[BEGIN]
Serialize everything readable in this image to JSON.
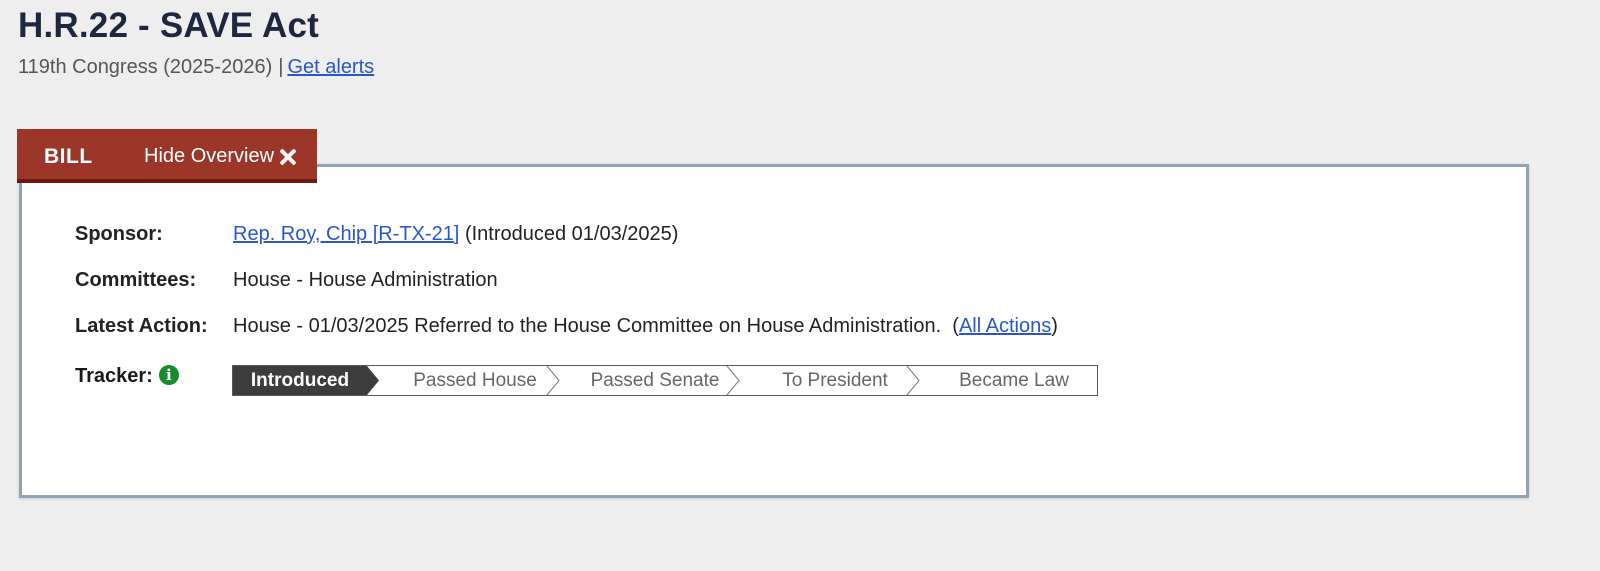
{
  "header": {
    "title": "H.R.22 - SAVE Act",
    "congress": "119th Congress (2025-2026)",
    "separator": "|",
    "alerts_link": "Get alerts"
  },
  "tabbar": {
    "type_label": "BILL",
    "hide_label": "Hide Overview"
  },
  "overview": {
    "sponsor": {
      "label": "Sponsor:",
      "name": "Rep. Roy, Chip [R-TX-21]",
      "introduced": "(Introduced 01/03/2025)"
    },
    "committees": {
      "label": "Committees:",
      "value": "House - House Administration"
    },
    "latest_action": {
      "label": "Latest Action:",
      "text": "House - 01/03/2025 Referred to the House Committee on House Administration.",
      "paren_open": "(",
      "link": "All Actions",
      "paren_close": ")"
    },
    "tracker": {
      "label": "Tracker:",
      "info_icon": "i",
      "steps": [
        "Introduced",
        "Passed House",
        "Passed Senate",
        "To President",
        "Became Law"
      ],
      "active_index": 0
    }
  },
  "colors": {
    "accent_red": "#9c3628",
    "tracker_active": "#3d3d3d",
    "link_blue": "#2b56c6",
    "info_green": "#178b2e"
  }
}
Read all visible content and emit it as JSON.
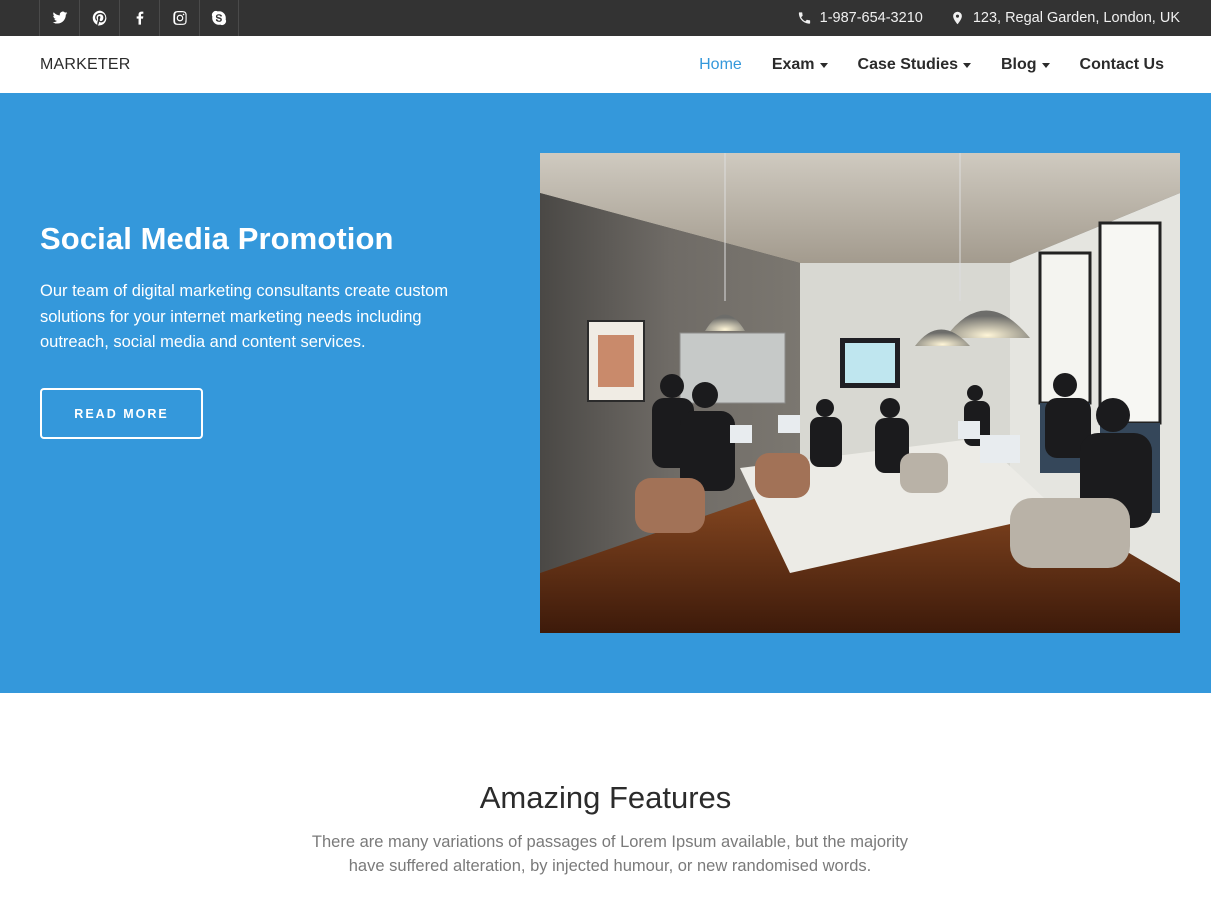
{
  "topbar": {
    "social": [
      {
        "icon": "twitter-icon"
      },
      {
        "icon": "pinterest-icon"
      },
      {
        "icon": "facebook-icon"
      },
      {
        "icon": "instagram-icon"
      },
      {
        "icon": "skype-icon"
      }
    ],
    "phone": "1-987-654-3210",
    "address": "123, Regal Garden, London, UK"
  },
  "navbar": {
    "brand": "MARKETER",
    "menu": [
      {
        "label": "Home",
        "active": true
      },
      {
        "label": "Exam",
        "dropdown": true
      },
      {
        "label": "Case Studies",
        "dropdown": true
      },
      {
        "label": "Blog",
        "dropdown": true
      },
      {
        "label": "Contact Us"
      }
    ]
  },
  "hero": {
    "title": "Social Media Promotion",
    "text": "Our team of digital marketing consultants create custom solutions for your internet marketing needs including outreach, social media and content services.",
    "button": "READ MORE",
    "background": "#3498db"
  },
  "features": {
    "title": "Amazing Features",
    "subtitle": "There are many variations of passages of Lorem Ipsum available, but the majority have suffered alteration, by injected humour, or new randomised words."
  }
}
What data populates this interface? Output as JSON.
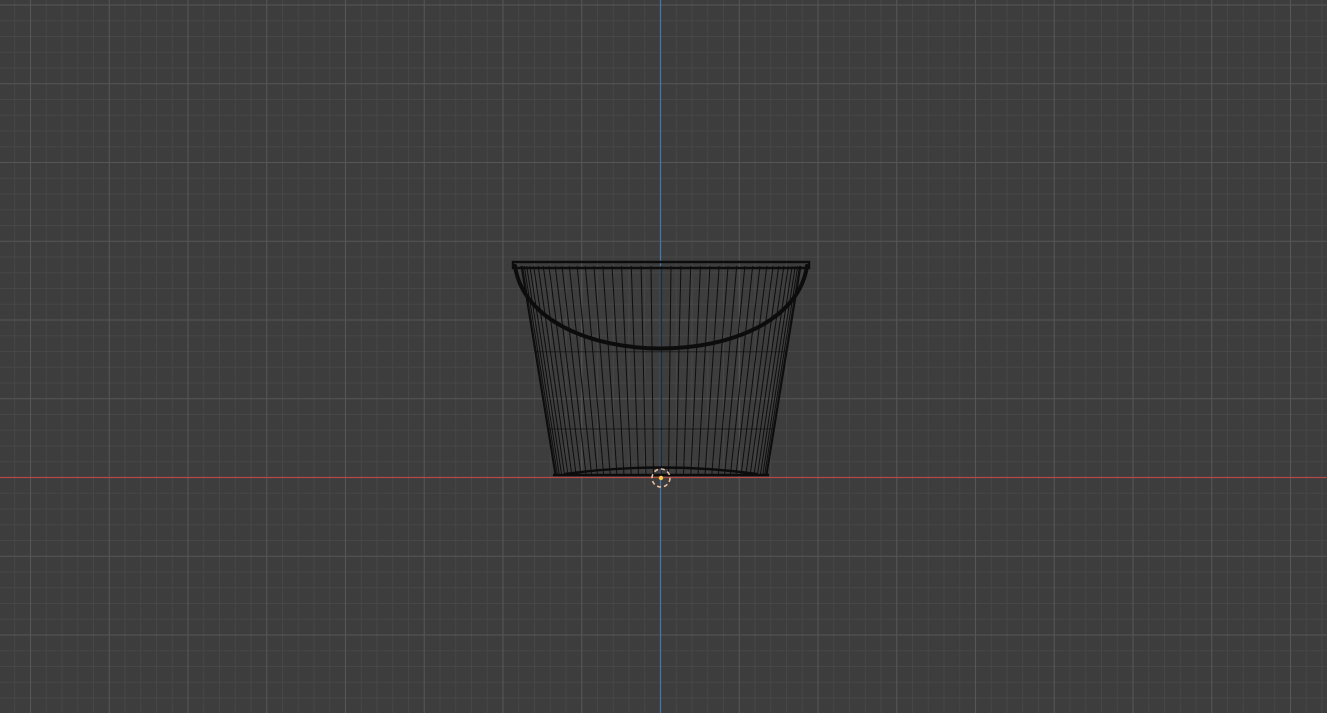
{
  "viewport": {
    "view": "front-orthographic",
    "shading": "wireframe",
    "background_color": "#3d3d3d",
    "grid": {
      "minor_color": "#474747",
      "major_color": "#565656"
    },
    "axes": {
      "x_axis_color": "#b04a4a",
      "z_axis_color": "#3f77b3"
    }
  },
  "object": {
    "name_icon": "bucket-wireframe-mesh",
    "wire_color": "#0c0c0c"
  },
  "origin": {
    "icon": "object-origin-marker",
    "ring_color": "#e8c0a0",
    "dot_color": "#ffcc44"
  }
}
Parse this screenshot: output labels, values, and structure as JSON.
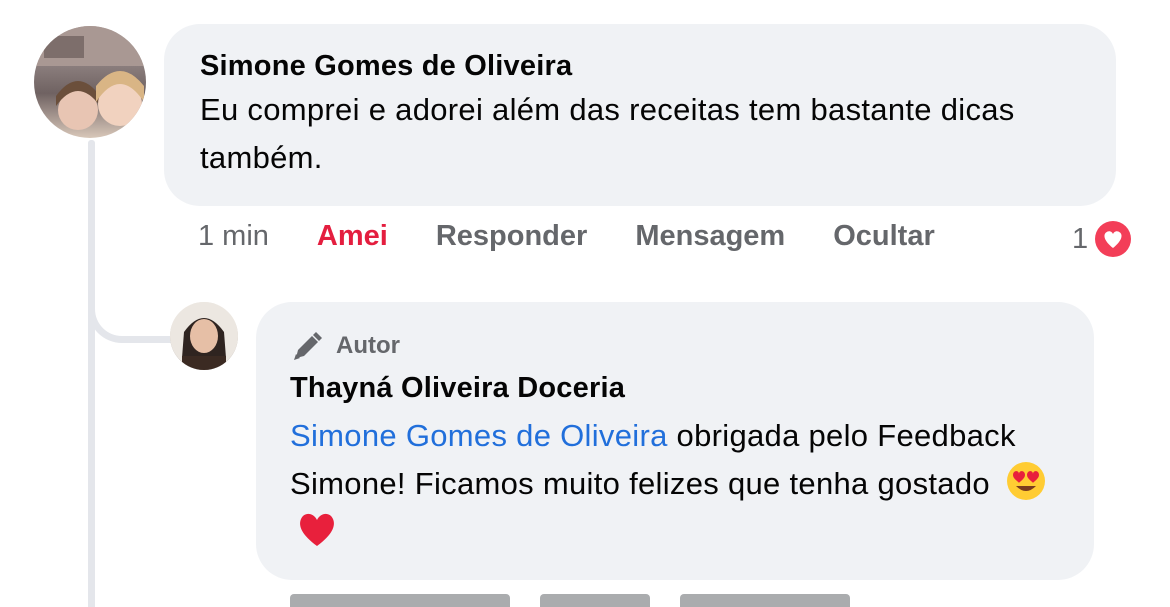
{
  "comment": {
    "author": "Simone Gomes de Oliveira",
    "text": "Eu comprei e adorei além das receitas tem bastante dicas também.",
    "actions": {
      "time": "1 min",
      "love": "Amei",
      "reply": "Responder",
      "message": "Mensagem",
      "hide": "Ocultar"
    },
    "reaction_count": "1",
    "reaction_icon": "heart-reaction-icon"
  },
  "reply": {
    "badge": "Autor",
    "badge_icon": "pencil-icon",
    "author": "Thayná Oliveira Doceria",
    "mention": "Simone Gomes de Oliveira",
    "text": " obrigada pelo Feedback Simone! Ficamos muito felizes que tenha gostado",
    "emojis": [
      "heart-eyes-emoji",
      "red-heart-emoji"
    ]
  },
  "colors": {
    "bubble": "#f0f2f5",
    "love": "#e41e3f",
    "mention": "#216fdb",
    "muted": "#65676b"
  }
}
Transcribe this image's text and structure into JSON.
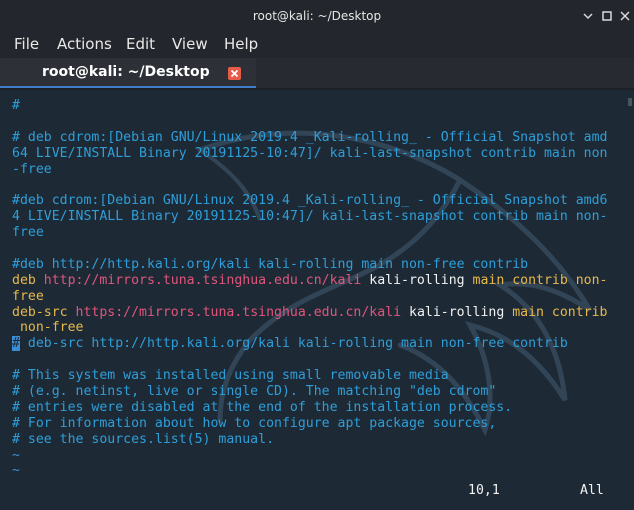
{
  "window": {
    "title": "root@kali: ~/Desktop"
  },
  "menu": {
    "file": "File",
    "actions": "Actions",
    "edit": "Edit",
    "view": "View",
    "help": "Help"
  },
  "tab": {
    "label": "root@kali: ~/Desktop"
  },
  "terminal": {
    "lines": [
      [
        {
          "t": "#",
          "c": "comment"
        }
      ],
      [],
      [
        {
          "t": "# deb cdrom:[Debian GNU/Linux 2019.4 _Kali-rolling_ - Official Snapshot amd",
          "c": "comment"
        }
      ],
      [
        {
          "t": "64 LIVE/INSTALL Binary 20191125-10:47]/ kali-last-snapshot contrib main non",
          "c": "comment"
        }
      ],
      [
        {
          "t": "-free",
          "c": "comment"
        }
      ],
      [],
      [
        {
          "t": "#deb cdrom:[Debian GNU/Linux 2019.4 _Kali-rolling_ - Official Snapshot amd6",
          "c": "comment"
        }
      ],
      [
        {
          "t": "4 LIVE/INSTALL Binary 20191125-10:47]/ kali-last-snapshot contrib main non-",
          "c": "comment"
        }
      ],
      [
        {
          "t": "free",
          "c": "comment"
        }
      ],
      [],
      [
        {
          "t": "#deb http://http.kali.org/kali kali-rolling main non-free contrib",
          "c": "comment"
        }
      ],
      [
        {
          "t": "deb ",
          "c": "key"
        },
        {
          "t": "http://mirrors.tuna.tsinghua.edu.cn/kali",
          "c": "url"
        },
        {
          "t": " kali-rolling ",
          "c": "white"
        },
        {
          "t": "main contrib non-",
          "c": "key"
        }
      ],
      [
        {
          "t": "free",
          "c": "key"
        }
      ],
      [
        {
          "t": "deb-src ",
          "c": "key"
        },
        {
          "t": "https://mirrors.tuna.tsinghua.edu.cn/kali",
          "c": "url"
        },
        {
          "t": " kali-rolling ",
          "c": "white"
        },
        {
          "t": "main contrib",
          "c": "key"
        }
      ],
      [
        {
          "t": " non-free",
          "c": "key"
        }
      ],
      [
        {
          "t": "#",
          "c": "cursor"
        },
        {
          "t": " deb-src http://http.kali.org/kali kali-rolling main non-free contrib",
          "c": "comment"
        }
      ],
      [],
      [
        {
          "t": "# This system was installed using small removable media",
          "c": "comment"
        }
      ],
      [
        {
          "t": "# (e.g. netinst, live or single CD). The matching \"deb cdrom\"",
          "c": "comment"
        }
      ],
      [
        {
          "t": "# entries were disabled at the end of the installation process.",
          "c": "comment"
        }
      ],
      [
        {
          "t": "# For information about how to configure apt package sources,",
          "c": "comment"
        }
      ],
      [
        {
          "t": "# see the sources.list(5) manual.",
          "c": "comment"
        }
      ],
      [
        {
          "t": "~",
          "c": "tilde"
        }
      ],
      [
        {
          "t": "~",
          "c": "tilde"
        }
      ]
    ],
    "status_position": "10,1",
    "status_scroll": "All"
  },
  "colors": {
    "comment": "#2f9ed8",
    "keyword": "#e8b84a",
    "url": "#e0557b",
    "text": "#f2f2f2",
    "background": "#1d2a36",
    "tab_close": "#e65b4a"
  },
  "icons": {
    "minimize": "chevron-down-icon",
    "maximize": "maximize-icon",
    "close": "close-icon",
    "tab_close": "close-icon",
    "background": "kali-dragon-icon"
  }
}
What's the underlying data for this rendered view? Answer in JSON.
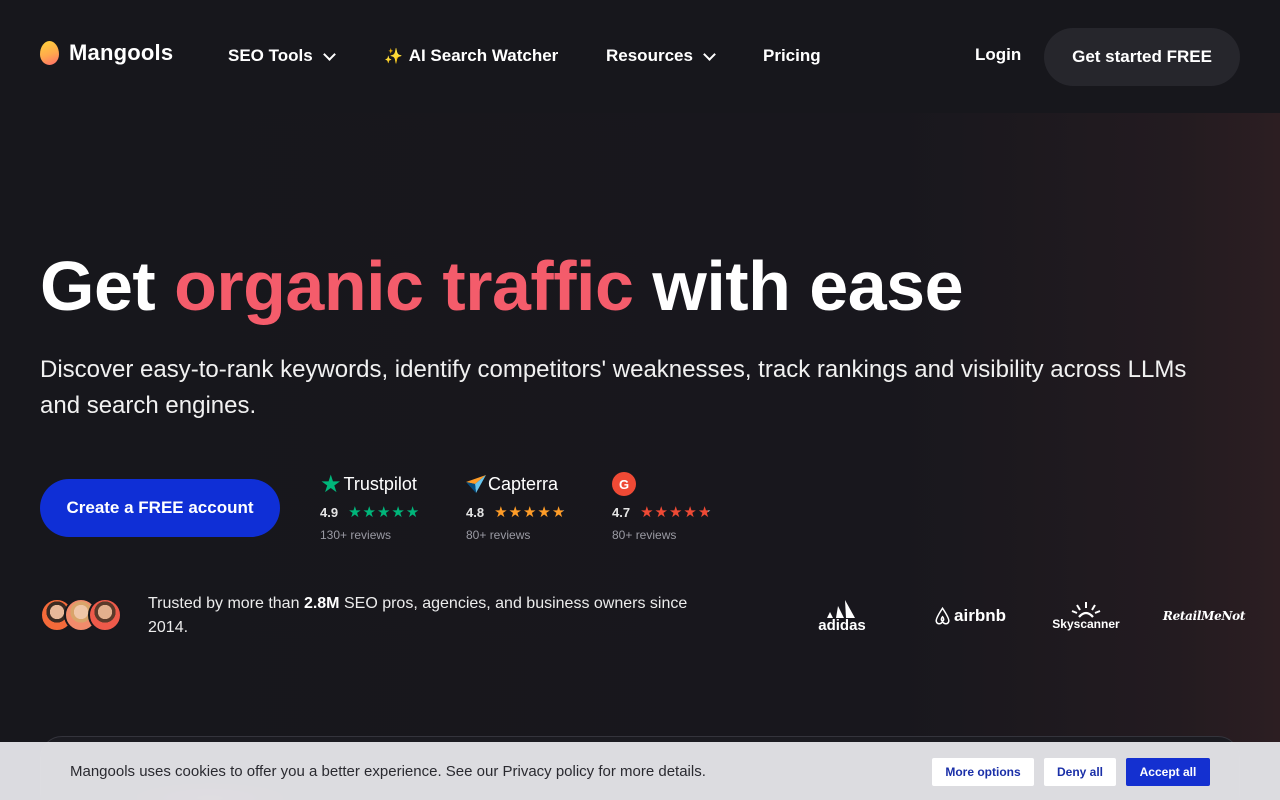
{
  "header": {
    "logo_text": "Mangools",
    "nav": [
      {
        "label": "SEO Tools",
        "has_dropdown": true
      },
      {
        "label": "AI Search Watcher",
        "has_dropdown": false,
        "icon": "sparkle-icon"
      },
      {
        "label": "Resources",
        "has_dropdown": true
      },
      {
        "label": "Pricing",
        "has_dropdown": false
      }
    ],
    "login_label": "Login",
    "cta_label": "Get started FREE"
  },
  "hero": {
    "title_pre": "Get",
    "title_accent": "organic traffic",
    "title_post": "with ease",
    "subtitle": "Discover easy-to-rank keywords, identify competitors' weaknesses, track rankings and visibility across LLMs and search engines.",
    "cta_label": "Create a FREE account"
  },
  "ratings": [
    {
      "brand": "Trustpilot",
      "score": "4.9",
      "reviews": "130+ reviews",
      "star_color": "#00b67a"
    },
    {
      "brand": "Capterra",
      "score": "4.8",
      "reviews": "80+ reviews",
      "star_color": "#ff9d28"
    },
    {
      "brand": "G2",
      "score": "4.7",
      "reviews": "80+ reviews",
      "star_color": "#ef4a35"
    }
  ],
  "trust": {
    "text_pre": "Trusted by more than",
    "highlight": "2.8M",
    "text_post": "SEO pros, agencies, and business owners since 2014."
  },
  "brands": [
    "adidas",
    "airbnb",
    "Skyscanner",
    "RetailMeNot"
  ],
  "cookie": {
    "message": "Mangools uses cookies to offer you a better experience. See our Privacy policy for more details.",
    "more_options": "More options",
    "deny_all": "Deny all",
    "accept_all": "Accept all"
  },
  "colors": {
    "accent": "#f45c6b",
    "primary_button": "#0f2fd6",
    "background": "#17171c"
  }
}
[END]
PROBLEM REQUIREMENTS: Copy out every line of the material above that mentions the word "subtitle".

THE RESPONSE:
    "subtitle": "There are many variations of passages of Lorem Ipsum available, but the majority have suffered alteration, by injected humour, or new randomised words."
    "subtitle": "Discover easy-to-rank keywords, identify competitors' weaknesses, track rankings and visibility across LLMs and search engines.",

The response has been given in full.